Set down each record below precisely, skipping the pictures.

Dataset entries

START

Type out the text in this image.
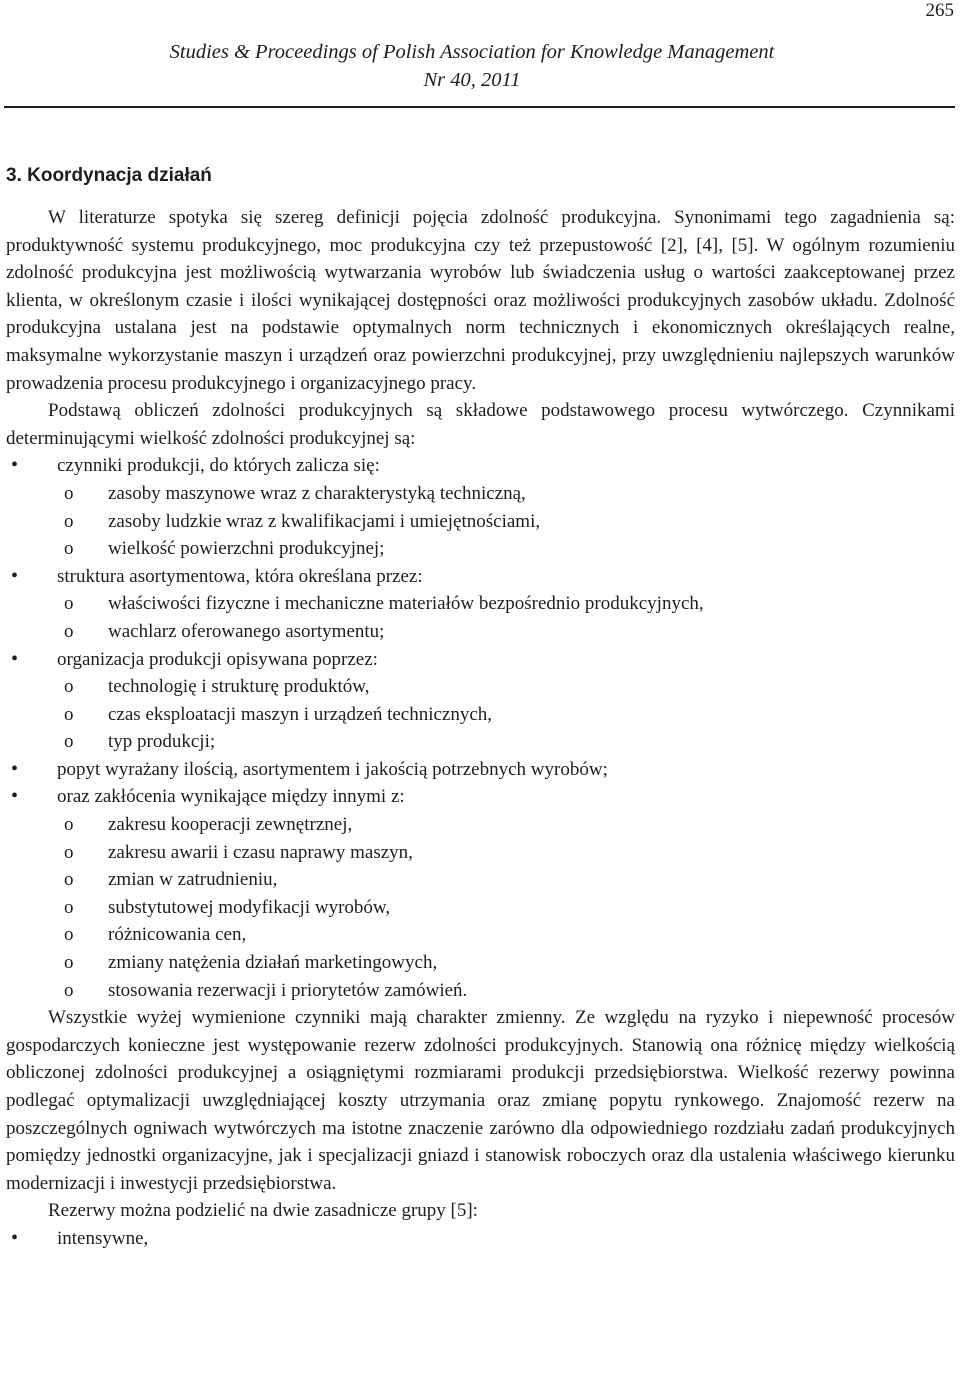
265
Studies & Proceedings of Polish Association for Knowledge Management
Nr 40, 2011
3. Koordynacja działań

W literaturze spotyka się szereg definicji pojęcia zdolność produkcyjna. Synonimami tego zagadnienia są: produktywność systemu produkcyjnego, moc produkcyjna czy też przepustowość [2], [4], [5]. W ogólnym rozumieniu zdolność produkcyjna jest możliwością wytwarzania wyrobów lub świadczenia usług o wartości zaakceptowanej przez klienta, w określonym czasie i ilości wynikającej dostępności oraz możliwości produkcyjnych zasobów układu. Zdolność produkcyjna ustalana jest na podstawie optymalnych norm technicznych i ekonomicznych określających realne, maksymalne wykorzystanie maszyn i urządzeń oraz powierzchni produkcyjnej, przy uwzględnieniu najlepszych warunków prowadzenia procesu produkcyjnego i organizacyjnego pracy.

Podstawą obliczeń zdolności produkcyjnych są składowe podstawowego procesu wytwórczego. Czynnikami determinującymi wielkość zdolności produkcyjnej są:

• czynniki produkcji, do których zalicza się:
o zasoby maszynowe wraz z charakterystyką techniczną,
o zasoby ludzkie wraz z kwalifikacjami i umiejętnościami,
o wielkość powierzchni produkcyjnej;
• struktura asortymentowa, która określana przez:
o właściwości fizyczne i mechaniczne materiałów bezpośrednio produkcyjnych,
o wachlarz oferowanego asortymentu;
• organizacja produkcji opisywana poprzez:
o technologię i strukturę produktów,
o czas eksploatacji maszyn i urządzeń technicznych,
o typ produkcji;
• popyt wyrażany ilością, asortymentem i jakością potrzebnych wyrobów;
• oraz zakłócenia wynikające między innymi z:
o zakresu kooperacji zewnętrznej,
o zakresu awarii i czasu naprawy maszyn,
o zmian w zatrudnieniu,
o substytutowej modyfikacji wyrobów,
o różnicowania cen,
o zmiany natężenia działań marketingowych,
o stosowania rezerwacji i priorytetów zamówień.

Wszystkie wyżej wymienione czynniki mają charakter zmienny. Ze względu na ryzyko i niepewność procesów gospodarczych konieczne jest występowanie rezerw zdolności produkcyjnych. Stanowią ona różnicę między wielkością obliczonej zdolności produkcyjnej a osiągniętymi rozmiarami produkcji przedsiębiorstwa. Wielkość rezerwy powinna podlegać optymalizacji uwzględniającej koszty utrzymania oraz zmianę popytu rynkowego. Znajomość rezerw na poszczególnych ogniwach wytwórczych ma istotne znaczenie zarówno dla odpowiedniego rozdziału zadań produkcyjnych pomiędzy jednostki organizacyjne, jak i specjalizacji gniazd i stanowisk roboczych oraz dla ustalenia właściwego kierunku modernizacji i inwestycji przedsiębiorstwa.

Rezerwy można podzielić na dwie zasadnicze grupy [5]:

• intensywne,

END

Expected answer ▸
Type out the text in this image.
265
Studies & Proceedings of Polish Association for Knowledge Management
Nr 40, 2011
3. Koordynacja działań

W literaturze spotyka się szereg definicji pojęcia zdolność produkcyjna. Synonimami tego zagadnienia są: produktywność systemu produkcyjnego, moc produkcyjna czy też przepustowość [2], [4], [5]. W ogólnym rozumieniu zdolność produkcyjna jest możliwością wytwarzania wyrobów lub świadczenia usług o wartości zaakceptowanej przez klienta, w określonym czasie i ilości wynikającej dostępności oraz możliwości produkcyjnych zasobów układu. Zdolność produkcyjna ustalana jest na podstawie optymalnych norm technicznych i ekonomicznych określających realne, maksymalne wykorzystanie maszyn i urządzeń oraz powierzchni produkcyjnej, przy uwzględnieniu najlepszych warunków prowadzenia procesu produkcyjnego i organizacyjnego pracy.

Podstawą obliczeń zdolności produkcyjnych są składowe podstawowego procesu wytwórczego. Czynnikami determinującymi wielkość zdolności produkcyjnej są:

• czynniki produkcji, do których zalicza się:
o zasoby maszynowe wraz z charakterystyką techniczną,
o zasoby ludzkie wraz z kwalifikacjami i umiejętnościami,
o wielkość powierzchni produkcyjnej;
• struktura asortymentowa, która określana przez:
o właściwości fizyczne i mechaniczne materiałów bezpośrednio produkcyjnych,
o wachlarz oferowanego asortymentu;
• organizacja produkcji opisywana poprzez:
o technologię i strukturę produktów,
o czas eksploatacji maszyn i urządzeń technicznych,
o typ produkcji;
• popyt wyrażany ilością, asortymentem i jakością potrzebnych wyrobów;
• oraz zakłócenia wynikające między innymi z:
o zakresu kooperacji zewnętrznej,
o zakresu awarii i czasu naprawy maszyn,
o zmian w zatrudnieniu,
o substytutowej modyfikacji wyrobów,
o różnicowania cen,
o zmiany natężenia działań marketingowych,
o stosowania rezerwacji i priorytetów zamówień.

Wszystkie wyżej wymienione czynniki mają charakter zmienny. Ze względu na ryzyko i niepewność procesów gospodarczych konieczne jest występowanie rezerw zdolności produkcyjnych. Stanowią ona różnicę między wielkością obliczonej zdolności produkcyjnej a osiągniętymi rozmiarami produkcji przedsiębiorstwa. Wielkość rezerwy powinna podlegać optymalizacji uwzględniającej koszty utrzymania oraz zmianę popytu rynkowego. Znajomość rezerw na poszczególnych ogniwach wytwórczych ma istotne znaczenie zarówno dla odpowiedniego rozdziału zadań produkcyjnych pomiędzy jednostki organizacyjne, jak i specjalizacji gniazd i stanowisk roboczych oraz dla ustalenia właściwego kierunku modernizacji i inwestycji przedsiębiorstwa.

Rezerwy można podzielić na dwie zasadnicze grupy [5]:

• intensywne,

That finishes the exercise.